— START OF Data shown —
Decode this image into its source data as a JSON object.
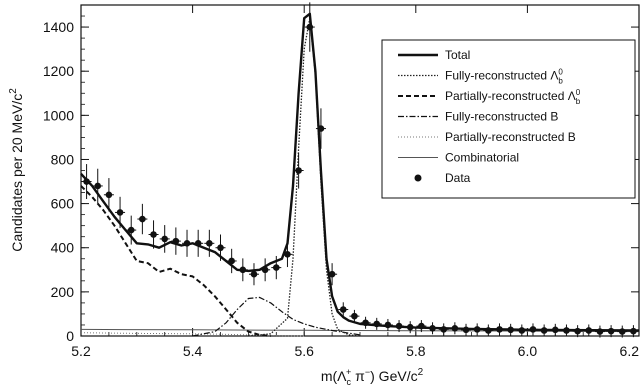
{
  "chart_data": {
    "type": "line",
    "xlabel": "m(Λc+ π−) GeV/c²",
    "ylabel": "Candidates per 20 MeV/c²",
    "xlim": [
      5.2,
      6.2
    ],
    "ylim": [
      0,
      1500
    ],
    "xticks": [
      "5.2",
      "5.4",
      "5.6",
      "5.8",
      "6.0",
      "6.2"
    ],
    "xtick_values": [
      5.2,
      5.4,
      5.6,
      5.8,
      6.0,
      6.2
    ],
    "yticks": [
      "0",
      "200",
      "400",
      "600",
      "800",
      "1000",
      "1200",
      "1400"
    ],
    "ytick_values": [
      0,
      200,
      400,
      600,
      800,
      1000,
      1200,
      1400
    ],
    "legend_position": "top-right",
    "series": [
      {
        "name": "Total",
        "style": "solid-thick",
        "x": [
          5.2,
          5.22,
          5.24,
          5.26,
          5.28,
          5.3,
          5.32,
          5.34,
          5.36,
          5.38,
          5.4,
          5.42,
          5.44,
          5.46,
          5.48,
          5.5,
          5.52,
          5.54,
          5.56,
          5.57,
          5.58,
          5.59,
          5.6,
          5.61,
          5.62,
          5.63,
          5.64,
          5.65,
          5.66,
          5.67,
          5.68,
          5.7,
          5.75,
          5.8,
          5.9,
          6.0,
          6.2
        ],
        "y": [
          735,
          680,
          610,
          540,
          480,
          420,
          415,
          400,
          425,
          410,
          420,
          400,
          380,
          340,
          300,
          295,
          300,
          330,
          350,
          420,
          680,
          1100,
          1440,
          1460,
          1200,
          750,
          350,
          180,
          110,
          85,
          70,
          55,
          45,
          38,
          32,
          28,
          25
        ]
      },
      {
        "name": "Fully-reconstructed Λb0",
        "style": "dotted",
        "x": [
          5.5,
          5.54,
          5.57,
          5.58,
          5.59,
          5.6,
          5.61,
          5.62,
          5.63,
          5.64,
          5.65,
          5.66,
          5.68,
          5.7
        ],
        "y": [
          0,
          10,
          80,
          350,
          850,
          1300,
          1440,
          1180,
          700,
          300,
          100,
          30,
          5,
          0
        ]
      },
      {
        "name": "Partially-reconstructed Λb0",
        "style": "dashed",
        "x": [
          5.2,
          5.22,
          5.24,
          5.26,
          5.28,
          5.3,
          5.32,
          5.34,
          5.36,
          5.38,
          5.4,
          5.42,
          5.44,
          5.46,
          5.48,
          5.5,
          5.52,
          5.54
        ],
        "y": [
          680,
          630,
          570,
          500,
          420,
          340,
          330,
          290,
          305,
          280,
          270,
          230,
          180,
          120,
          60,
          20,
          5,
          0
        ]
      },
      {
        "name": "Fully-reconstructed B",
        "style": "dash-dot",
        "x": [
          5.4,
          5.44,
          5.46,
          5.48,
          5.5,
          5.52,
          5.54,
          5.56,
          5.58,
          5.6,
          5.62,
          5.65,
          5.7
        ],
        "y": [
          0,
          20,
          60,
          120,
          170,
          175,
          150,
          110,
          75,
          55,
          40,
          25,
          5
        ]
      },
      {
        "name": "Partially-reconstructed B",
        "style": "fine-dotted",
        "x": [
          5.2,
          5.3,
          5.4,
          5.45,
          5.5,
          5.55,
          5.6
        ],
        "y": [
          15,
          12,
          10,
          8,
          5,
          2,
          0
        ]
      },
      {
        "name": "Combinatorial",
        "style": "solid-thin",
        "x": [
          5.2,
          5.4,
          5.6,
          5.8,
          6.0,
          6.2
        ],
        "y": [
          30,
          28,
          26,
          24,
          22,
          20
        ]
      },
      {
        "name": "Data",
        "style": "points",
        "x": [
          5.21,
          5.23,
          5.25,
          5.27,
          5.29,
          5.31,
          5.33,
          5.35,
          5.37,
          5.39,
          5.41,
          5.43,
          5.45,
          5.47,
          5.49,
          5.51,
          5.53,
          5.55,
          5.57,
          5.59,
          5.61,
          5.63,
          5.65,
          5.67,
          5.69,
          5.71,
          5.73,
          5.75,
          5.77,
          5.79,
          5.81,
          5.83,
          5.85,
          5.87,
          5.89,
          5.91,
          5.93,
          5.95,
          5.97,
          5.99,
          6.01,
          6.03,
          6.05,
          6.07,
          6.09,
          6.11,
          6.13,
          6.15,
          6.17,
          6.19
        ],
        "y": [
          700,
          680,
          640,
          560,
          480,
          530,
          460,
          440,
          430,
          420,
          420,
          420,
          400,
          340,
          300,
          280,
          300,
          310,
          370,
          750,
          1400,
          940,
          280,
          120,
          90,
          60,
          55,
          50,
          45,
          40,
          45,
          35,
          30,
          35,
          28,
          30,
          25,
          30,
          28,
          25,
          30,
          25,
          28,
          25,
          22,
          25,
          20,
          22,
          20,
          22
        ]
      }
    ]
  },
  "legend": {
    "items": [
      {
        "label": "Total",
        "sup": "",
        "sub": ""
      },
      {
        "label": "Fully-reconstructed Λ",
        "sup": "0",
        "sub": "b"
      },
      {
        "label": "Partially-reconstructed Λ",
        "sup": "0",
        "sub": "b"
      },
      {
        "label": "Fully-reconstructed B",
        "sup": "",
        "sub": ""
      },
      {
        "label": "Partially-reconstructed B",
        "sup": "",
        "sub": ""
      },
      {
        "label": "Combinatorial",
        "sup": "",
        "sub": ""
      },
      {
        "label": "Data",
        "sup": "",
        "sub": ""
      }
    ]
  },
  "axis_text": {
    "ylabel_main": "Candidates per 20 MeV/c",
    "ylabel_sup": "2",
    "xlabel_m": "m(Λ",
    "xlabel_sub": "c",
    "xlabel_sup": "+",
    "xlabel_pi": " π",
    "xlabel_pisup": "−",
    "xlabel_close": ") GeV/c",
    "xlabel_sup2": "2"
  }
}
— END OF Data shown —
Given task ::
Copy all of the entries verbatim, leaving out any pictures they contain.

Result of the exercise ::
Decode this image into its source data as a JSON object.
{
  "chart_data": {
    "type": "line",
    "xlabel": "m(Λc+ π−) GeV/c²",
    "ylabel": "Candidates per 20 MeV/c²",
    "xlim": [
      5.2,
      6.2
    ],
    "ylim": [
      0,
      1500
    ],
    "xticks": [
      "5.2",
      "5.4",
      "5.6",
      "5.8",
      "6.0",
      "6.2"
    ],
    "xtick_values": [
      5.2,
      5.4,
      5.6,
      5.8,
      6.0,
      6.2
    ],
    "yticks": [
      "0",
      "200",
      "400",
      "600",
      "800",
      "1000",
      "1200",
      "1400"
    ],
    "ytick_values": [
      0,
      200,
      400,
      600,
      800,
      1000,
      1200,
      1400
    ],
    "legend_position": "top-right",
    "series": [
      {
        "name": "Total",
        "style": "solid-thick",
        "x": [
          5.2,
          5.22,
          5.24,
          5.26,
          5.28,
          5.3,
          5.32,
          5.34,
          5.36,
          5.38,
          5.4,
          5.42,
          5.44,
          5.46,
          5.48,
          5.5,
          5.52,
          5.54,
          5.56,
          5.57,
          5.58,
          5.59,
          5.6,
          5.61,
          5.62,
          5.63,
          5.64,
          5.65,
          5.66,
          5.67,
          5.68,
          5.7,
          5.75,
          5.8,
          5.9,
          6.0,
          6.2
        ],
        "y": [
          735,
          680,
          610,
          540,
          480,
          420,
          415,
          400,
          425,
          410,
          420,
          400,
          380,
          340,
          300,
          295,
          300,
          330,
          350,
          420,
          680,
          1100,
          1440,
          1460,
          1200,
          750,
          350,
          180,
          110,
          85,
          70,
          55,
          45,
          38,
          32,
          28,
          25
        ]
      },
      {
        "name": "Fully-reconstructed Λb0",
        "style": "dotted",
        "x": [
          5.5,
          5.54,
          5.57,
          5.58,
          5.59,
          5.6,
          5.61,
          5.62,
          5.63,
          5.64,
          5.65,
          5.66,
          5.68,
          5.7
        ],
        "y": [
          0,
          10,
          80,
          350,
          850,
          1300,
          1440,
          1180,
          700,
          300,
          100,
          30,
          5,
          0
        ]
      },
      {
        "name": "Partially-reconstructed Λb0",
        "style": "dashed",
        "x": [
          5.2,
          5.22,
          5.24,
          5.26,
          5.28,
          5.3,
          5.32,
          5.34,
          5.36,
          5.38,
          5.4,
          5.42,
          5.44,
          5.46,
          5.48,
          5.5,
          5.52,
          5.54
        ],
        "y": [
          680,
          630,
          570,
          500,
          420,
          340,
          330,
          290,
          305,
          280,
          270,
          230,
          180,
          120,
          60,
          20,
          5,
          0
        ]
      },
      {
        "name": "Fully-reconstructed B",
        "style": "dash-dot",
        "x": [
          5.4,
          5.44,
          5.46,
          5.48,
          5.5,
          5.52,
          5.54,
          5.56,
          5.58,
          5.6,
          5.62,
          5.65,
          5.7
        ],
        "y": [
          0,
          20,
          60,
          120,
          170,
          175,
          150,
          110,
          75,
          55,
          40,
          25,
          5
        ]
      },
      {
        "name": "Partially-reconstructed B",
        "style": "fine-dotted",
        "x": [
          5.2,
          5.3,
          5.4,
          5.45,
          5.5,
          5.55,
          5.6
        ],
        "y": [
          15,
          12,
          10,
          8,
          5,
          2,
          0
        ]
      },
      {
        "name": "Combinatorial",
        "style": "solid-thin",
        "x": [
          5.2,
          5.4,
          5.6,
          5.8,
          6.0,
          6.2
        ],
        "y": [
          30,
          28,
          26,
          24,
          22,
          20
        ]
      },
      {
        "name": "Data",
        "style": "points",
        "x": [
          5.21,
          5.23,
          5.25,
          5.27,
          5.29,
          5.31,
          5.33,
          5.35,
          5.37,
          5.39,
          5.41,
          5.43,
          5.45,
          5.47,
          5.49,
          5.51,
          5.53,
          5.55,
          5.57,
          5.59,
          5.61,
          5.63,
          5.65,
          5.67,
          5.69,
          5.71,
          5.73,
          5.75,
          5.77,
          5.79,
          5.81,
          5.83,
          5.85,
          5.87,
          5.89,
          5.91,
          5.93,
          5.95,
          5.97,
          5.99,
          6.01,
          6.03,
          6.05,
          6.07,
          6.09,
          6.11,
          6.13,
          6.15,
          6.17,
          6.19
        ],
        "y": [
          700,
          680,
          640,
          560,
          480,
          530,
          460,
          440,
          430,
          420,
          420,
          420,
          400,
          340,
          300,
          280,
          300,
          310,
          370,
          750,
          1400,
          940,
          280,
          120,
          90,
          60,
          55,
          50,
          45,
          40,
          45,
          35,
          30,
          35,
          28,
          30,
          25,
          30,
          28,
          25,
          30,
          25,
          28,
          25,
          22,
          25,
          20,
          22,
          20,
          22
        ]
      }
    ]
  },
  "legend": {
    "items": [
      {
        "label": "Total",
        "sup": "",
        "sub": ""
      },
      {
        "label": "Fully-reconstructed Λ",
        "sup": "0",
        "sub": "b"
      },
      {
        "label": "Partially-reconstructed Λ",
        "sup": "0",
        "sub": "b"
      },
      {
        "label": "Fully-reconstructed B",
        "sup": "",
        "sub": ""
      },
      {
        "label": "Partially-reconstructed B",
        "sup": "",
        "sub": ""
      },
      {
        "label": "Combinatorial",
        "sup": "",
        "sub": ""
      },
      {
        "label": "Data",
        "sup": "",
        "sub": ""
      }
    ]
  },
  "axis_text": {
    "ylabel_main": "Candidates per 20 MeV/c",
    "ylabel_sup": "2",
    "xlabel_m": "m(Λ",
    "xlabel_sub": "c",
    "xlabel_sup": "+",
    "xlabel_pi": " π",
    "xlabel_pisup": "−",
    "xlabel_close": ") GeV/c",
    "xlabel_sup2": "2"
  }
}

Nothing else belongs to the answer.